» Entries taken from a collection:
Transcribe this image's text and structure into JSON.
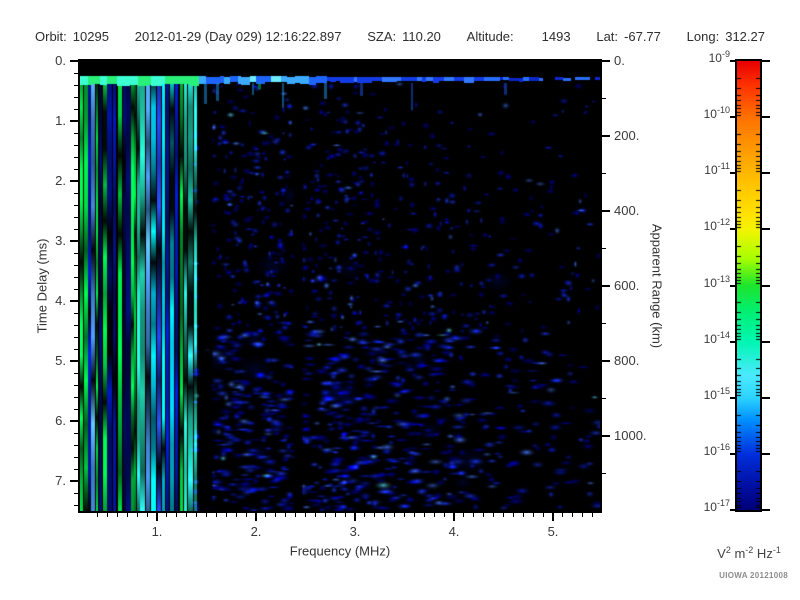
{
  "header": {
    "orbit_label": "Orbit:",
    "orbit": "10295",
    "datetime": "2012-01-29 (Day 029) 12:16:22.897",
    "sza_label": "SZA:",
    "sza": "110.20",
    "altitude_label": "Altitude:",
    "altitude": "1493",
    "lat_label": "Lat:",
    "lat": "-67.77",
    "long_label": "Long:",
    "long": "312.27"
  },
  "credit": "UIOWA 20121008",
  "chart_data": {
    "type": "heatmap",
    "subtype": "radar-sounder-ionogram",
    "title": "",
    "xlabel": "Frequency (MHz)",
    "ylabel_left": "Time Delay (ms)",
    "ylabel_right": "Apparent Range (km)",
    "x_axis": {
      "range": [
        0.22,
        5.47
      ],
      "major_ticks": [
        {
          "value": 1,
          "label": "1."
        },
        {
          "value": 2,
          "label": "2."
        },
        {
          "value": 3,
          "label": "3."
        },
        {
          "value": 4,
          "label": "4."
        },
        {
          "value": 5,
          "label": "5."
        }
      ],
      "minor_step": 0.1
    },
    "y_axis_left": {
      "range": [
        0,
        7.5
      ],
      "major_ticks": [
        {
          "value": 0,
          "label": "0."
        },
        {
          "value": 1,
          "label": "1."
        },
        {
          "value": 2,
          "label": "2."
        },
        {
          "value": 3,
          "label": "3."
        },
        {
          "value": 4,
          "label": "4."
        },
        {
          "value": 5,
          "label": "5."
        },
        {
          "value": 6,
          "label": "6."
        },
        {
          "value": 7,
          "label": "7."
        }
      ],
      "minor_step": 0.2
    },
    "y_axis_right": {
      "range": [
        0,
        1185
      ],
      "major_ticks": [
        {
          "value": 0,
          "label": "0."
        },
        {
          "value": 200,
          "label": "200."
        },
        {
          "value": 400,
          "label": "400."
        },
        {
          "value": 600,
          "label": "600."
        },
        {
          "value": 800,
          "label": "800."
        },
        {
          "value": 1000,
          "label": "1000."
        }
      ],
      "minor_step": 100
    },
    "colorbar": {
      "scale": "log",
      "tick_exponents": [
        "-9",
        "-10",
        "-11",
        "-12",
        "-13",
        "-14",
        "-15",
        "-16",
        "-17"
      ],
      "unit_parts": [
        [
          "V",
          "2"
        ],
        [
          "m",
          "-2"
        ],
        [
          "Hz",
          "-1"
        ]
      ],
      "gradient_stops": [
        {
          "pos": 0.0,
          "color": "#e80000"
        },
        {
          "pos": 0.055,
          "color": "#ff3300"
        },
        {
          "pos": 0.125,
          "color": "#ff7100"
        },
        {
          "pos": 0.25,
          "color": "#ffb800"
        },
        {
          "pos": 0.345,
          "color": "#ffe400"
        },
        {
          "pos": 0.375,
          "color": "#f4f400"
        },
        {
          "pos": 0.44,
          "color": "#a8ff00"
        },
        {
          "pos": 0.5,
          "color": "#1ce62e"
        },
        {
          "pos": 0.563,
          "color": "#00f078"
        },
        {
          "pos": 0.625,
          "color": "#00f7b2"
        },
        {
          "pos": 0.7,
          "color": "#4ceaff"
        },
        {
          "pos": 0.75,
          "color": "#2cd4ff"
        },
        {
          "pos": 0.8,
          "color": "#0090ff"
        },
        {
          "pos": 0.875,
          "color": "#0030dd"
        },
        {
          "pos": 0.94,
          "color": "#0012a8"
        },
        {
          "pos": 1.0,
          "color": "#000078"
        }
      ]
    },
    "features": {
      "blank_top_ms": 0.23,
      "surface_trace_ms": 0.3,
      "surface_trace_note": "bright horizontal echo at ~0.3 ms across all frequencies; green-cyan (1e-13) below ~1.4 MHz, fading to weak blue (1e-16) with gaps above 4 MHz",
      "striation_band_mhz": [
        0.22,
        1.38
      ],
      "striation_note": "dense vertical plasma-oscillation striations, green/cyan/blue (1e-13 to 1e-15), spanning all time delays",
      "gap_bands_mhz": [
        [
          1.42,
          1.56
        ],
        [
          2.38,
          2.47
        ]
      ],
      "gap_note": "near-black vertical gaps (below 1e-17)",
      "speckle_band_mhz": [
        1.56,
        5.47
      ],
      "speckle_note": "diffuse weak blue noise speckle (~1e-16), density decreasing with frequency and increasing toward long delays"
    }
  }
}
==
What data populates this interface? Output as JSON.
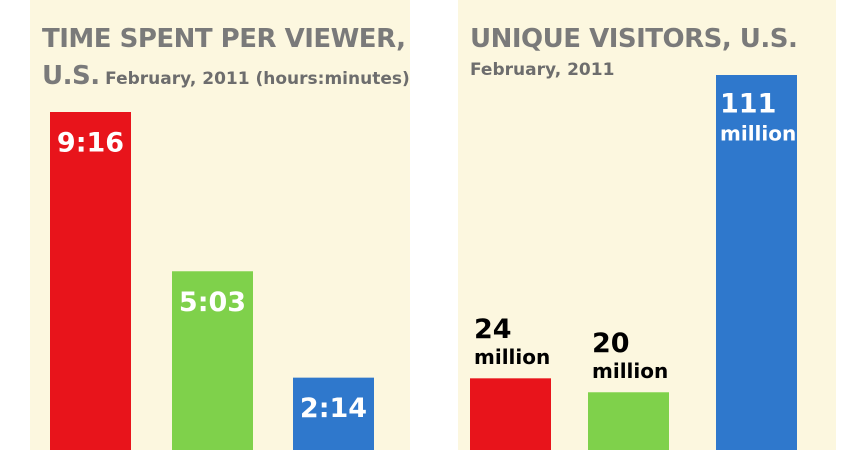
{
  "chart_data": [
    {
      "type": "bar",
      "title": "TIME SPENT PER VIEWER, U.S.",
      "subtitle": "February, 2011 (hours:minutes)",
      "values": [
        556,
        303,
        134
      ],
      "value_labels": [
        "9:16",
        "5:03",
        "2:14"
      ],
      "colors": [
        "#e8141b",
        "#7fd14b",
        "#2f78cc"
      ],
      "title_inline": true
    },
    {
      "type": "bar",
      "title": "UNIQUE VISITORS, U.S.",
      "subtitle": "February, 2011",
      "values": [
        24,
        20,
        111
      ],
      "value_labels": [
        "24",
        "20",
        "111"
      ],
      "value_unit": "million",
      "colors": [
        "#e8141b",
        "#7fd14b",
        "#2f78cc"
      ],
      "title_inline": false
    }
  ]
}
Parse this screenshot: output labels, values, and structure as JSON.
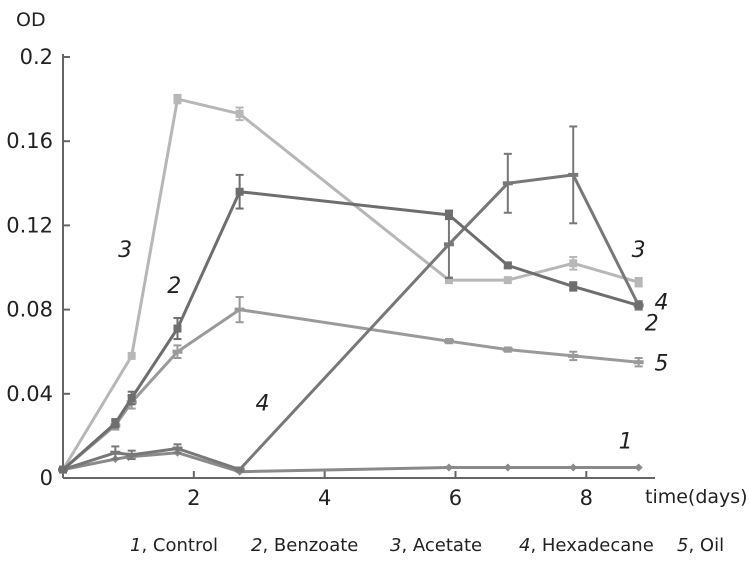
...
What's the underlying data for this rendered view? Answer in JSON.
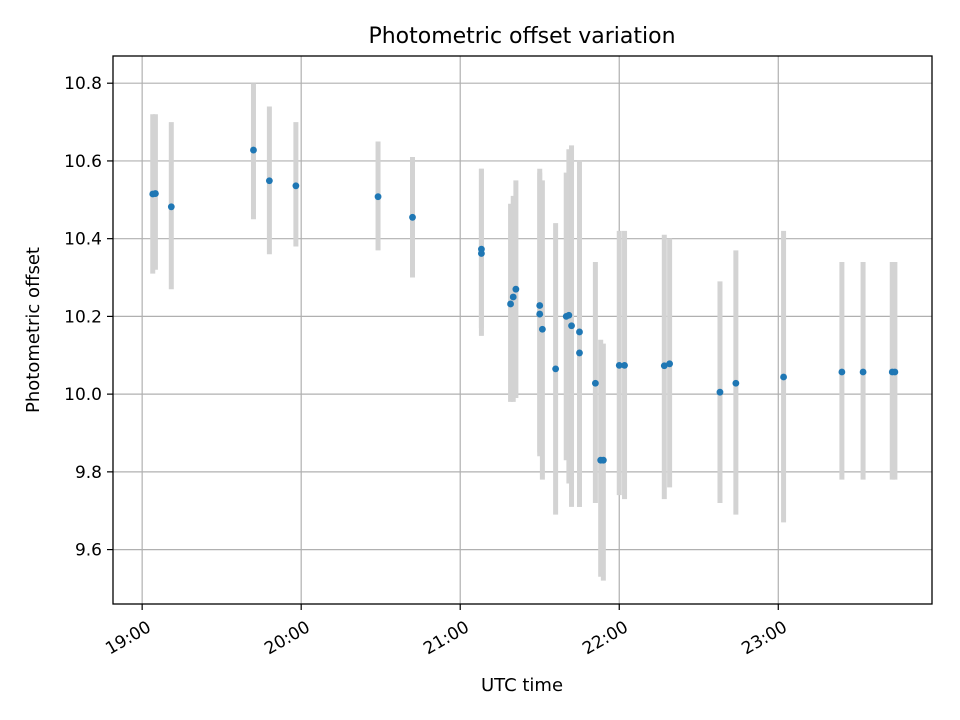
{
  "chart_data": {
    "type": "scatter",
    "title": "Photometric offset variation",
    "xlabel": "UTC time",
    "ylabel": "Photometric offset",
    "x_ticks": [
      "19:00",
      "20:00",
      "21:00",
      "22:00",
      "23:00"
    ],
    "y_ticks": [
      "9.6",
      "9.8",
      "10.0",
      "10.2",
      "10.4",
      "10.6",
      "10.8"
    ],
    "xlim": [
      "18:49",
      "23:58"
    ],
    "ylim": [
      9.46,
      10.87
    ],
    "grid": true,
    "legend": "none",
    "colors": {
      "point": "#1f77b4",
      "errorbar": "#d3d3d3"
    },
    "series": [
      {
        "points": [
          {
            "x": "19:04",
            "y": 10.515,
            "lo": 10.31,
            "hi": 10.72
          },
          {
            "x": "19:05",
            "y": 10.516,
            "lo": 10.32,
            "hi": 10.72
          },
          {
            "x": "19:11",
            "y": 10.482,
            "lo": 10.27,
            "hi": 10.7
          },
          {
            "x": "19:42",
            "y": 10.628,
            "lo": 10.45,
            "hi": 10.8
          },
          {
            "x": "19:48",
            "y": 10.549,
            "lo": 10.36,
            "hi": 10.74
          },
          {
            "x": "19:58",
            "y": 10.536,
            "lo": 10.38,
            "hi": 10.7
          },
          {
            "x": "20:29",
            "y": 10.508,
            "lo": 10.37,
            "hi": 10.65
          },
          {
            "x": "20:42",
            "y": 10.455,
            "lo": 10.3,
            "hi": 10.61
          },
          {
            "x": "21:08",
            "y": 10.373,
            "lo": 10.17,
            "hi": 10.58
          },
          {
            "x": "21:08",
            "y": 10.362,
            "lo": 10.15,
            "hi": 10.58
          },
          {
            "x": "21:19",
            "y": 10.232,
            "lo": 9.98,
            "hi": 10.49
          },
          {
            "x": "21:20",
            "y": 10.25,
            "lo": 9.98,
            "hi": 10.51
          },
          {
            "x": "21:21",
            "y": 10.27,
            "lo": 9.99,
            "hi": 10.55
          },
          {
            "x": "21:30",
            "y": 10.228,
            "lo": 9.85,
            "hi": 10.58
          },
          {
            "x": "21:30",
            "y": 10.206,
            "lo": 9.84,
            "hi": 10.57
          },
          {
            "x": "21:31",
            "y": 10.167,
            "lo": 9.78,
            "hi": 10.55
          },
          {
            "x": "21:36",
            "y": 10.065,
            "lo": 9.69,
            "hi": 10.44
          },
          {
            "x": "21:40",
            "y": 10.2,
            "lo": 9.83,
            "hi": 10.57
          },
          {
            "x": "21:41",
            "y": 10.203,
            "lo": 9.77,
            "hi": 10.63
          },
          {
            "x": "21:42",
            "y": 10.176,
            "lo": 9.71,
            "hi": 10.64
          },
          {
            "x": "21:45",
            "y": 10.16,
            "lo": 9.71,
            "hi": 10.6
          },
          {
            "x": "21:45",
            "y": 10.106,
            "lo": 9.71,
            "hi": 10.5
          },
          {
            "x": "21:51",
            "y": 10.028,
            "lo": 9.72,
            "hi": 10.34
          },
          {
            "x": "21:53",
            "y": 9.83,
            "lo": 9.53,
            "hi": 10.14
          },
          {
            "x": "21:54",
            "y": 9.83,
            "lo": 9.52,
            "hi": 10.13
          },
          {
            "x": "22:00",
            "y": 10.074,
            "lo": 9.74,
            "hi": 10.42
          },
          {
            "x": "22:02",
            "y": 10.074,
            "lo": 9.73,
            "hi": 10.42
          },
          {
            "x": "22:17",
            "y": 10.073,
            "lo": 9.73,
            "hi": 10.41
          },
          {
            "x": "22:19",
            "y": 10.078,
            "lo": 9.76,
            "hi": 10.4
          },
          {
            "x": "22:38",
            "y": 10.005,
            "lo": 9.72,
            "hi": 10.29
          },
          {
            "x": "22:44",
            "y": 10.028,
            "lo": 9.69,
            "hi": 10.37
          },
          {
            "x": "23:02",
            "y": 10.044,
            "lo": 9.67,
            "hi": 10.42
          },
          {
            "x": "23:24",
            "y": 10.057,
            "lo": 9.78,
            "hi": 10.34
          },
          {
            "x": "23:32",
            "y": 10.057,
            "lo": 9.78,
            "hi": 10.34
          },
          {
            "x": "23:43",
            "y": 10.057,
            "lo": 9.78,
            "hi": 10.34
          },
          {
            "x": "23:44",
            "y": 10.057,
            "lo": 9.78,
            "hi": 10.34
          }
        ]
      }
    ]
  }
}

» WRITTEN INSTRUCTION: From the line containing "What data populates" through the line containing "Parse this screenshot: output", copy every line above exactly, without pictures.

» OUTPUT:
What data populates this interface? Output as JSON.
{
  "chart_data": [
    {
      "type": "bar",
      "title": "TIME SPENT PER VIEWER, U.S.",
      "subtitle": "February, 2011 (hours:minutes)",
      "values": [
        556,
        303,
        134
      ],
      "value_labels": [
        "9:16",
        "5:03",
        "2:14"
      ],
      "colors": [
        "#e8141b",
        "#7fd14b",
        "#2f78cc"
      ],
      "title_inline": true
    },
    {
      "type": "bar",
      "title": "UNIQUE VISITORS, U.S.",
      "subtitle": "February, 2011",
      "values": [
        24,
        20,
        111
      ],
      "value_labels": [
        "24",
        "20",
        "111"
      ],
      "value_unit": "million",
      "colors": [
        "#e8141b",
        "#7fd14b",
        "#2f78cc"
      ],
      "title_inline": false
    }
  ]
}
Parse this screenshot: output labels, values, and structure as JSON.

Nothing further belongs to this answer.